*Task description:*
Tally the lines of the material below that contain the string "area", counting only matches with the same capitalization. Give the number alone.

Stored dataset items:
----------
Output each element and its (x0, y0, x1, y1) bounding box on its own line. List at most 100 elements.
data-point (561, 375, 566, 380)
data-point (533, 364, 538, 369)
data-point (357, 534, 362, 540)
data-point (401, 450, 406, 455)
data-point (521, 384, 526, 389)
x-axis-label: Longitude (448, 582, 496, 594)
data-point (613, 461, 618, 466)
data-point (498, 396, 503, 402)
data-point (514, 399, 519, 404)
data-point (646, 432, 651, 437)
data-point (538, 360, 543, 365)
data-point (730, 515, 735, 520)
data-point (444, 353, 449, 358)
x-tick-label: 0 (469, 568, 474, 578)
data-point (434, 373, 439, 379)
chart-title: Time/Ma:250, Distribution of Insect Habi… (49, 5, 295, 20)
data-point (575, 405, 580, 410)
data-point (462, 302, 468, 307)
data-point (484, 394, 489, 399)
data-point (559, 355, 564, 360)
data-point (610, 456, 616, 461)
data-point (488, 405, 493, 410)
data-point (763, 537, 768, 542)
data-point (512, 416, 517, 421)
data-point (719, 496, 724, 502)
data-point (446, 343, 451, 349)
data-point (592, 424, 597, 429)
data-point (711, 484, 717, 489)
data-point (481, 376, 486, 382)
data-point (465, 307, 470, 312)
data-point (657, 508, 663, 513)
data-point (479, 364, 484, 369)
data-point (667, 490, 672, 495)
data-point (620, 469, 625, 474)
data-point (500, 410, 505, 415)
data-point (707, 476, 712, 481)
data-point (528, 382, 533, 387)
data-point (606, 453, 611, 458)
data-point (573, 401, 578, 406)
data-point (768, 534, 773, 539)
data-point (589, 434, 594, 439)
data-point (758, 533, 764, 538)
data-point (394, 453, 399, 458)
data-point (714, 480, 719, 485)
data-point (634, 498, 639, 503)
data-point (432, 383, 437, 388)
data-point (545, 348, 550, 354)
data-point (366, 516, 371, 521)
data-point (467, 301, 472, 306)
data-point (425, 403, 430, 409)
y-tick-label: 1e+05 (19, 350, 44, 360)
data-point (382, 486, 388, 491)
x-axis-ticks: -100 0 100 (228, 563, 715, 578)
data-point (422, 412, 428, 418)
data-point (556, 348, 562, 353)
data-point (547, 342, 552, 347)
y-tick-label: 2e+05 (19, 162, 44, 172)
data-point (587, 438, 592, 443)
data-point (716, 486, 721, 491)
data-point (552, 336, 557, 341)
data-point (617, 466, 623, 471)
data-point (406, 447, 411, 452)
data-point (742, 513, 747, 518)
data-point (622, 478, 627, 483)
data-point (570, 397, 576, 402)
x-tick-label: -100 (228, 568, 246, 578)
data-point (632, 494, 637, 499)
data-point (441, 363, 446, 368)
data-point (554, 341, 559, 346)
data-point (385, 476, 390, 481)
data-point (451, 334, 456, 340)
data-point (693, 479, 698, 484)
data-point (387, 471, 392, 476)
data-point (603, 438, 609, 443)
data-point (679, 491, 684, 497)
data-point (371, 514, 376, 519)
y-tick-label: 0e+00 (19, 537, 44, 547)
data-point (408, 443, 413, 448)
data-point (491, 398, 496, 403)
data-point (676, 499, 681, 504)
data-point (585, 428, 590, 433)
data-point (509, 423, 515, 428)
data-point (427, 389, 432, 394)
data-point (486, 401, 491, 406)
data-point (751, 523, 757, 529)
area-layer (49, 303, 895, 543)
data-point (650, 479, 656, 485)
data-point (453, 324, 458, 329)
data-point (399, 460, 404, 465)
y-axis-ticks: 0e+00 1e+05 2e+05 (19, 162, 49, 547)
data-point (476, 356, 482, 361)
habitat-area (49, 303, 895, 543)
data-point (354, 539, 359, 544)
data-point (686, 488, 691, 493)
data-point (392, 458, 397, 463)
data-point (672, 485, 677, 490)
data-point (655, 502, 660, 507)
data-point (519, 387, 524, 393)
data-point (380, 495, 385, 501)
----------
*Solution:*
2